> _RECORDS PROVIDED_
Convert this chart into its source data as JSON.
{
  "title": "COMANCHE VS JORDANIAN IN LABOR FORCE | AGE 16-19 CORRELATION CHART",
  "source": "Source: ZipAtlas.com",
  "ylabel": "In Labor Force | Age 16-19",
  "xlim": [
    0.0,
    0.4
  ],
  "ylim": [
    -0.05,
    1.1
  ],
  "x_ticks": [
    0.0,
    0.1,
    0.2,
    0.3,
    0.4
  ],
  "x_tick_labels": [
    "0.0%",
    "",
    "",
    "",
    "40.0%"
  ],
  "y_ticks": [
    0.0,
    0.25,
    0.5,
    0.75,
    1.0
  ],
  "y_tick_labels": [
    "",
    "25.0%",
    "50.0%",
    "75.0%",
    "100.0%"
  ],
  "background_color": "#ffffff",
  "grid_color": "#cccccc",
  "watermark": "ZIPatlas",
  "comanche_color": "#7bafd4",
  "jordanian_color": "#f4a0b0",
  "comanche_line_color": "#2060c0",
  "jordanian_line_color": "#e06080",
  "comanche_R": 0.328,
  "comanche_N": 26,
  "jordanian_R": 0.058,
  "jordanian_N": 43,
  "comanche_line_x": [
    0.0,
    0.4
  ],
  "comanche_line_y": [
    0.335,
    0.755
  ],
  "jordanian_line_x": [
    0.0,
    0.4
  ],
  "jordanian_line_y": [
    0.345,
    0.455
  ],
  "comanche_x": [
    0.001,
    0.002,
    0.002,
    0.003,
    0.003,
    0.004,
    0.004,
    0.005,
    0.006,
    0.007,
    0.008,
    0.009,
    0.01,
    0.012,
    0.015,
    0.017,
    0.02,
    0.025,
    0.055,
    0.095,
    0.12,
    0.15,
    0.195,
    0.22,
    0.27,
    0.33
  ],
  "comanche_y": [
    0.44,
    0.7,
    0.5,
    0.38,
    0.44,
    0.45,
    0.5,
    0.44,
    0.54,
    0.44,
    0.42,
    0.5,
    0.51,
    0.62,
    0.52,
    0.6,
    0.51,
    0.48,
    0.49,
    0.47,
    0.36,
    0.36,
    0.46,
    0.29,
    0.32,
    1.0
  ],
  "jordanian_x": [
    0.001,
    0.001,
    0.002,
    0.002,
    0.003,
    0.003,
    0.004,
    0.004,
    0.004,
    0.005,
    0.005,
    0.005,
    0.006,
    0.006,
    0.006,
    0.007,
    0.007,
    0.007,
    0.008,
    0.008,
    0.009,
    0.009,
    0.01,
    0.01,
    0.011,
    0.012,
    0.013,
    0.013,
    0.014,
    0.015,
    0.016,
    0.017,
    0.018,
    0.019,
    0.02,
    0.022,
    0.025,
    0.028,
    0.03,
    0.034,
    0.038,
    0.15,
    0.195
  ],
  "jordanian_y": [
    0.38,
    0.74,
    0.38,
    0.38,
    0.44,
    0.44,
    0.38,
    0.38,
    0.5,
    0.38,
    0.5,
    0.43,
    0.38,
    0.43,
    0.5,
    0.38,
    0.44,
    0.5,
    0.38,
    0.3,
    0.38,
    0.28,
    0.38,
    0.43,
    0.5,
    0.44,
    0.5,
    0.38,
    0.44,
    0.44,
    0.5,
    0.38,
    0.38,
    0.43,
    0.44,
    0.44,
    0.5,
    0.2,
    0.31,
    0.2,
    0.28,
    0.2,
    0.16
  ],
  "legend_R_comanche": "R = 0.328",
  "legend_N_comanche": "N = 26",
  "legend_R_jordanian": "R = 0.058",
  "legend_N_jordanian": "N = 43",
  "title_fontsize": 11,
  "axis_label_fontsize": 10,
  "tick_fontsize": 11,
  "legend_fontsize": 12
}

> _DIRECTIONS_
Return the listing above in full, character for character.

> _WRITTEN SOLUTION_
Convert this chart into its source data as JSON.
{
  "title": "COMANCHE VS JORDANIAN IN LABOR FORCE | AGE 16-19 CORRELATION CHART",
  "source": "Source: ZipAtlas.com",
  "ylabel": "In Labor Force | Age 16-19",
  "xlim": [
    0.0,
    0.4
  ],
  "ylim": [
    -0.05,
    1.1
  ],
  "x_ticks": [
    0.0,
    0.1,
    0.2,
    0.3,
    0.4
  ],
  "x_tick_labels": [
    "0.0%",
    "",
    "",
    "",
    "40.0%"
  ],
  "y_ticks": [
    0.0,
    0.25,
    0.5,
    0.75,
    1.0
  ],
  "y_tick_labels": [
    "",
    "25.0%",
    "50.0%",
    "75.0%",
    "100.0%"
  ],
  "background_color": "#ffffff",
  "grid_color": "#cccccc",
  "watermark": "ZIPatlas",
  "comanche_color": "#7bafd4",
  "jordanian_color": "#f4a0b0",
  "comanche_line_color": "#2060c0",
  "jordanian_line_color": "#e06080",
  "comanche_R": 0.328,
  "comanche_N": 26,
  "jordanian_R": 0.058,
  "jordanian_N": 43,
  "comanche_line_x": [
    0.0,
    0.4
  ],
  "comanche_line_y": [
    0.335,
    0.755
  ],
  "jordanian_line_x": [
    0.0,
    0.4
  ],
  "jordanian_line_y": [
    0.345,
    0.455
  ],
  "comanche_x": [
    0.001,
    0.002,
    0.002,
    0.003,
    0.003,
    0.004,
    0.004,
    0.005,
    0.006,
    0.007,
    0.008,
    0.009,
    0.01,
    0.012,
    0.015,
    0.017,
    0.02,
    0.025,
    0.055,
    0.095,
    0.12,
    0.15,
    0.195,
    0.22,
    0.27,
    0.33
  ],
  "comanche_y": [
    0.44,
    0.7,
    0.5,
    0.38,
    0.44,
    0.45,
    0.5,
    0.44,
    0.54,
    0.44,
    0.42,
    0.5,
    0.51,
    0.62,
    0.52,
    0.6,
    0.51,
    0.48,
    0.49,
    0.47,
    0.36,
    0.36,
    0.46,
    0.29,
    0.32,
    1.0
  ],
  "jordanian_x": [
    0.001,
    0.001,
    0.002,
    0.002,
    0.003,
    0.003,
    0.004,
    0.004,
    0.004,
    0.005,
    0.005,
    0.005,
    0.006,
    0.006,
    0.006,
    0.007,
    0.007,
    0.007,
    0.008,
    0.008,
    0.009,
    0.009,
    0.01,
    0.01,
    0.011,
    0.012,
    0.013,
    0.013,
    0.014,
    0.015,
    0.016,
    0.017,
    0.018,
    0.019,
    0.02,
    0.022,
    0.025,
    0.028,
    0.03,
    0.034,
    0.038,
    0.15,
    0.195
  ],
  "jordanian_y": [
    0.38,
    0.74,
    0.38,
    0.38,
    0.44,
    0.44,
    0.38,
    0.38,
    0.5,
    0.38,
    0.5,
    0.43,
    0.38,
    0.43,
    0.5,
    0.38,
    0.44,
    0.5,
    0.38,
    0.3,
    0.38,
    0.28,
    0.38,
    0.43,
    0.5,
    0.44,
    0.5,
    0.38,
    0.44,
    0.44,
    0.5,
    0.38,
    0.38,
    0.43,
    0.44,
    0.44,
    0.5,
    0.2,
    0.31,
    0.2,
    0.28,
    0.2,
    0.16
  ],
  "legend_R_comanche": "R = 0.328",
  "legend_N_comanche": "N = 26",
  "legend_R_jordanian": "R = 0.058",
  "legend_N_jordanian": "N = 43",
  "title_fontsize": 11,
  "axis_label_fontsize": 10,
  "tick_fontsize": 11,
  "legend_fontsize": 12
}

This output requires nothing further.